Exercise aim: Update the entries below by changing every "FeSi75%" to "FeSi72%" and leaving everything else as it is.

- - - -

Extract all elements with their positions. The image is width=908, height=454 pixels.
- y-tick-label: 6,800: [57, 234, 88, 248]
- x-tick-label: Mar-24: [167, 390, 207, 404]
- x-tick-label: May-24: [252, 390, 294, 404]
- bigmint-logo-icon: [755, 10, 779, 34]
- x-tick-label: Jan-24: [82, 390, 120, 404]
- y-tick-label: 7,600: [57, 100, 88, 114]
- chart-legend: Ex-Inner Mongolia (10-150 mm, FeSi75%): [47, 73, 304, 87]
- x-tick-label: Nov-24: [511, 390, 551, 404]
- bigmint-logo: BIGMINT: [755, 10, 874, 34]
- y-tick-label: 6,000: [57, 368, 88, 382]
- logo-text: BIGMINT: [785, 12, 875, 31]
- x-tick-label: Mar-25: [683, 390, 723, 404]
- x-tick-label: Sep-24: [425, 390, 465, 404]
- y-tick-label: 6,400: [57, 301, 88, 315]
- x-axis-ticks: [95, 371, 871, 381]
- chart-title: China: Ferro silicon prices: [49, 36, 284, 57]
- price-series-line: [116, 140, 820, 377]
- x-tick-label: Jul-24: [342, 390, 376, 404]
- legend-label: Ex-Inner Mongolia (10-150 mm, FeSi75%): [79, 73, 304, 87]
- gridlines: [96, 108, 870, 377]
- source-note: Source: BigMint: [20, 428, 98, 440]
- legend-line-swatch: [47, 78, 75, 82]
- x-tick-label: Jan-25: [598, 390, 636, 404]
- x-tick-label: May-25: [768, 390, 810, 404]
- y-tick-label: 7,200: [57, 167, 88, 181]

- - - -

Written solution:
Extract all elements with their positions. The image is width=908, height=454 pixels.
- y-tick-label: 6,800: [57, 234, 88, 248]
- x-tick-label: Mar-24: [167, 390, 207, 404]
- x-tick-label: May-24: [252, 390, 294, 404]
- bigmint-logo-icon: [755, 10, 779, 34]
- x-tick-label: Jan-24: [82, 390, 120, 404]
- y-tick-label: 7,600: [57, 100, 88, 114]
- chart-legend: Ex-Inner Mongolia (10-150 mm, FeSi72%): [47, 73, 304, 87]
- x-tick-label: Nov-24: [511, 390, 551, 404]
- bigmint-logo: BIGMINT: [755, 10, 874, 34]
- y-tick-label: 6,000: [57, 368, 88, 382]
- logo-text: BIGMINT: [785, 12, 875, 31]
- x-tick-label: Mar-25: [683, 390, 723, 404]
- x-tick-label: Sep-24: [425, 390, 465, 404]
- y-tick-label: 6,400: [57, 301, 88, 315]
- x-axis-ticks: [95, 371, 871, 381]
- chart-title: China: Ferro silicon prices: [49, 36, 284, 57]
- price-series-line: [116, 140, 820, 377]
- x-tick-label: Jul-24: [342, 390, 376, 404]
- legend-label: Ex-Inner Mongolia (10-150 mm, FeSi72%): [79, 73, 304, 87]
- gridlines: [96, 108, 870, 377]
- source-note: Source: BigMint: [20, 428, 98, 440]
- legend-line-swatch: [47, 78, 75, 82]
- x-tick-label: Jan-25: [598, 390, 636, 404]
- x-tick-label: May-25: [768, 390, 810, 404]
- y-tick-label: 7,200: [57, 167, 88, 181]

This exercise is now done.